STATED TASK 1
Could you copy the stretch from "Again, I don't" through "for some impressions." in the Gopher practices post, word for word?
STATED TASK 2
Can you proceed with the post about the Gopher public practices, picking up after its final sentence?
== PAGE EXCERPT ==
I apologize in advance if this violates some social media policy and all future practices are closed to the public. Really, I'm sorry.
So, I went to the three Gopher public practices. Despite the injustice of it all, I'm not a media member so am left to attend the practices open to the great unwashed. I liked it better when there were two weeks of open practices and you could bring a picnic lunch and play Frisbee with your dog. But the team wasn't very good then, so I guess I'll sacrifice some accessibility if it means having a generally competitive team.
Again, I don't want to be the guy who gets public practices shut down once and for all, so I'm going to use a lot of generalities. The last thing we need is some knob like me spouting off about how Player X missed a block and we're doomed and, BANG, Kill shuts the door to the public, cancels my season tickets and demands I be strung up from the scoreboard. I know much of what I'll yammer about here has been covered by real writers at massive media companies and I shouldn't worry; but public access is a privilege a lot of coaches don't allow, so I don't want to be the one that ruins it.
And with those sweet, blessed 100 words of qualification out of the way, let's crack open my melon for some impressions.
===
== RAW DATA ==
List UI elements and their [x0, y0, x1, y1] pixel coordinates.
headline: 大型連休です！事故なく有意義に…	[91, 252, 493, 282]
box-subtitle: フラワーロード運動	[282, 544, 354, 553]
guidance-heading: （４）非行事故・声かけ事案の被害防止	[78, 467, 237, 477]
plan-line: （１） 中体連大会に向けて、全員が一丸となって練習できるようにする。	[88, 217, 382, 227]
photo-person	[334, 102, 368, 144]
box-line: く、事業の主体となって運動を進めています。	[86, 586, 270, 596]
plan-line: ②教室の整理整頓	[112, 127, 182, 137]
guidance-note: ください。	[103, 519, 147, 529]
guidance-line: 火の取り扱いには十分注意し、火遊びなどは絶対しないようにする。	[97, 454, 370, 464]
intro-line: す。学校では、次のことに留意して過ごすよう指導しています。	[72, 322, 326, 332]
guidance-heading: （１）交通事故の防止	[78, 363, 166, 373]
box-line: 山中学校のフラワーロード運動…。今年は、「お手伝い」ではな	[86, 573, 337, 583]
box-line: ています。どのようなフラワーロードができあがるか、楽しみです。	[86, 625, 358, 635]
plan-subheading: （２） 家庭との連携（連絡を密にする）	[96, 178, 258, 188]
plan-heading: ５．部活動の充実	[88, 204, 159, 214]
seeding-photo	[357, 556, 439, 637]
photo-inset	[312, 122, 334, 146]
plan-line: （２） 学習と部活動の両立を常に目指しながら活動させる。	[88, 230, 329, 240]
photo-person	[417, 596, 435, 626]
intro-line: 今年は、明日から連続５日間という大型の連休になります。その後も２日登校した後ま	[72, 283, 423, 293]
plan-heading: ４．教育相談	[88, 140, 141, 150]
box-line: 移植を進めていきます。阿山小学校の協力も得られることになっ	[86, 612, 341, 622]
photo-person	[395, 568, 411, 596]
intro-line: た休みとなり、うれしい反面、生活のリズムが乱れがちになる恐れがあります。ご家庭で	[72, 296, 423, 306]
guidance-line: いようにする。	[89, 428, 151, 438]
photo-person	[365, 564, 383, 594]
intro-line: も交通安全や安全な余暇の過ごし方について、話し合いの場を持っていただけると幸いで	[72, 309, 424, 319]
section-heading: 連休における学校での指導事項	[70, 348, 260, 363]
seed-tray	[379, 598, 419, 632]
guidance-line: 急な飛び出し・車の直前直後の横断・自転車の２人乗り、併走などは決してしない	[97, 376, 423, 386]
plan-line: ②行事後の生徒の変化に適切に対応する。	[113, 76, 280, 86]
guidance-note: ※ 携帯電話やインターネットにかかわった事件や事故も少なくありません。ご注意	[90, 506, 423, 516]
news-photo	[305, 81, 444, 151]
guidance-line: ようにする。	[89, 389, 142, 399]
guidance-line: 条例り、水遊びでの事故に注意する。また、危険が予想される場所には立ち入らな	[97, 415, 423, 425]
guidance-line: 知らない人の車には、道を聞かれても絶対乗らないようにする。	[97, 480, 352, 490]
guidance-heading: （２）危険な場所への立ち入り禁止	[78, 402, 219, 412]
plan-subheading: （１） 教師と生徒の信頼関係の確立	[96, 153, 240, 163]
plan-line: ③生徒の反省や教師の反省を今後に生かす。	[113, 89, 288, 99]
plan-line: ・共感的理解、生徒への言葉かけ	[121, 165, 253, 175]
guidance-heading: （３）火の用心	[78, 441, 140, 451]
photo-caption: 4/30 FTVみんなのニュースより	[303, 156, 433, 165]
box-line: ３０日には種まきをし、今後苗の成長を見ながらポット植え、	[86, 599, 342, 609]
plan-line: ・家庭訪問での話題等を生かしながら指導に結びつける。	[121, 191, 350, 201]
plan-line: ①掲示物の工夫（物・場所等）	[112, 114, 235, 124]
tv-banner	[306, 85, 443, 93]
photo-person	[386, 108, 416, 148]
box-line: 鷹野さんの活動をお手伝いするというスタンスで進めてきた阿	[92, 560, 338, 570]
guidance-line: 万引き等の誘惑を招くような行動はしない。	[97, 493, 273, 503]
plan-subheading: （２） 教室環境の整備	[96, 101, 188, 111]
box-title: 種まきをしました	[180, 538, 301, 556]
===
RIGHT ANSWER 1
Again, I don't want to be the guy who gets public practices shut down once and for all, so I'm going to use a lot of generalities. The last thing we need is some knob like me spouting off about how Player X missed a block and we're doomed and, BANG, Kill shuts the door to the public, cancels my season tickets and demands I be strung up from the scoreboard. I know much of what I'll yammer about here has been covered by real writers at massive media companies and I shouldn't worry; but public access is a privilege a lot of coaches don't allow, so I don't want to be the one that ruins it.
And with those sweet, blessed 100 words of qualification out of the way, let's crack open my melon for some impressions.

RIGHT ANSWER 2
- You know, I was pretty impressed with Mitch Leidner. I came into the practices expecting some incremental improvement over last year in terms of making throws and managing the offense, but he pretty handily exceeded where I thought he'd be. Coming out of high school, he had the reputation for being a pass-first quarterback (from the extraordinarily limited accounts I've heard, he really wasn't a strong runner at all in high school). We didn't get to see that much last year as he was thrown into the offense as a red-shirt freshmen and forced to learn on the go. He became a decent runner through concerted effort, though I suppose having 300-pound defensive tackles chasing me around would give me a little giddy-up too. In the bowl game (of which we shall never speak again) we saw a little bit of the ol' gunslinger come out and, in my opinion, he's continued that trajectory over the summer. He's clearly got a better handle on his progressions and has been hitting the short and intermediate passes much more consistently than he did last season. His deep ball is majestic, which bodes well for the play action we're sure to run by the bucket full this year. He'll make some mistakes but I feel the best I have about our starting quarterback since, uh, maybe Adam Weber.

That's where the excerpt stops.